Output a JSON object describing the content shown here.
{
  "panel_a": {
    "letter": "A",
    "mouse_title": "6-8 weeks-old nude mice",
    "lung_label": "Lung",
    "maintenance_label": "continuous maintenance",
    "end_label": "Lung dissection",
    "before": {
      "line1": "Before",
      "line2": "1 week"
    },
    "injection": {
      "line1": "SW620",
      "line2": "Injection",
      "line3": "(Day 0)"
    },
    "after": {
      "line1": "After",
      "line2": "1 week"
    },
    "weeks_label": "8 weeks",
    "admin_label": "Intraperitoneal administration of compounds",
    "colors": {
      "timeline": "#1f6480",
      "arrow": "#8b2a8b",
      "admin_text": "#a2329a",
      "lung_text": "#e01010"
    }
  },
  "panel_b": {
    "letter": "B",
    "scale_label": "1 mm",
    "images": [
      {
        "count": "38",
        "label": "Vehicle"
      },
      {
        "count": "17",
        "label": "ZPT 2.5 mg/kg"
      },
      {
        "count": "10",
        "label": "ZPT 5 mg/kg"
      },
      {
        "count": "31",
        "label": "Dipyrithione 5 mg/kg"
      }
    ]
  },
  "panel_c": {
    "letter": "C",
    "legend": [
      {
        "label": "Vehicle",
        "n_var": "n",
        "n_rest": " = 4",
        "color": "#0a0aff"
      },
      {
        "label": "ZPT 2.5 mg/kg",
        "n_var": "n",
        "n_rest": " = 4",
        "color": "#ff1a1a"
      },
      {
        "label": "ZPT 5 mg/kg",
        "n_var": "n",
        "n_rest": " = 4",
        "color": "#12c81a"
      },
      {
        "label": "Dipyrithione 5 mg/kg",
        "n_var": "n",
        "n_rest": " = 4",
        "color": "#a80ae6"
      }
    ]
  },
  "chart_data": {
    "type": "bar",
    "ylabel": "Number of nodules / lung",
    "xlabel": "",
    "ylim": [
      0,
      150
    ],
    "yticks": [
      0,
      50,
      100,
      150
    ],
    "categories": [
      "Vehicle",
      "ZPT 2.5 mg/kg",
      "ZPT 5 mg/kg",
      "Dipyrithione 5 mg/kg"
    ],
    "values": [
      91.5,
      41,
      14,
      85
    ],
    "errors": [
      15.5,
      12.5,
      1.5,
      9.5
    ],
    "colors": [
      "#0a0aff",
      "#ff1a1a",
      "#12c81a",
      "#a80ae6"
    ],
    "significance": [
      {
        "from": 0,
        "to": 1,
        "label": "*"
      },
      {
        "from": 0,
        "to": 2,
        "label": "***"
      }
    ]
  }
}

[WORK TO DO]:
Exactly reproduce all of the entries above.

[EXERCISE RESULT]:
Output a JSON object describing the content shown here.
{
  "panel_a": {
    "letter": "A",
    "mouse_title": "6-8 weeks-old nude mice",
    "lung_label": "Lung",
    "maintenance_label": "continuous maintenance",
    "end_label": "Lung dissection",
    "before": {
      "line1": "Before",
      "line2": "1 week"
    },
    "injection": {
      "line1": "SW620",
      "line2": "Injection",
      "line3": "(Day 0)"
    },
    "after": {
      "line1": "After",
      "line2": "1 week"
    },
    "weeks_label": "8 weeks",
    "admin_label": "Intraperitoneal administration of compounds",
    "colors": {
      "timeline": "#1f6480",
      "arrow": "#8b2a8b",
      "admin_text": "#a2329a",
      "lung_text": "#e01010"
    }
  },
  "panel_b": {
    "letter": "B",
    "scale_label": "1 mm",
    "images": [
      {
        "count": "38",
        "label": "Vehicle"
      },
      {
        "count": "17",
        "label": "ZPT 2.5 mg/kg"
      },
      {
        "count": "10",
        "label": "ZPT 5 mg/kg"
      },
      {
        "count": "31",
        "label": "Dipyrithione 5 mg/kg"
      }
    ]
  },
  "panel_c": {
    "letter": "C",
    "legend": [
      {
        "label": "Vehicle",
        "n_var": "n",
        "n_rest": " = 4",
        "color": "#0a0aff"
      },
      {
        "label": "ZPT 2.5 mg/kg",
        "n_var": "n",
        "n_rest": " = 4",
        "color": "#ff1a1a"
      },
      {
        "label": "ZPT 5 mg/kg",
        "n_var": "n",
        "n_rest": " = 4",
        "color": "#12c81a"
      },
      {
        "label": "Dipyrithione 5 mg/kg",
        "n_var": "n",
        "n_rest": " = 4",
        "color": "#a80ae6"
      }
    ]
  },
  "chart_data": {
    "type": "bar",
    "ylabel": "Number of nodules / lung",
    "xlabel": "",
    "ylim": [
      0,
      150
    ],
    "yticks": [
      0,
      50,
      100,
      150
    ],
    "categories": [
      "Vehicle",
      "ZPT 2.5 mg/kg",
      "ZPT 5 mg/kg",
      "Dipyrithione 5 mg/kg"
    ],
    "values": [
      91.5,
      41,
      14,
      85
    ],
    "errors": [
      15.5,
      12.5,
      1.5,
      9.5
    ],
    "colors": [
      "#0a0aff",
      "#ff1a1a",
      "#12c81a",
      "#a80ae6"
    ],
    "significance": [
      {
        "from": 0,
        "to": 1,
        "label": "*"
      },
      {
        "from": 0,
        "to": 2,
        "label": "***"
      }
    ]
  }
}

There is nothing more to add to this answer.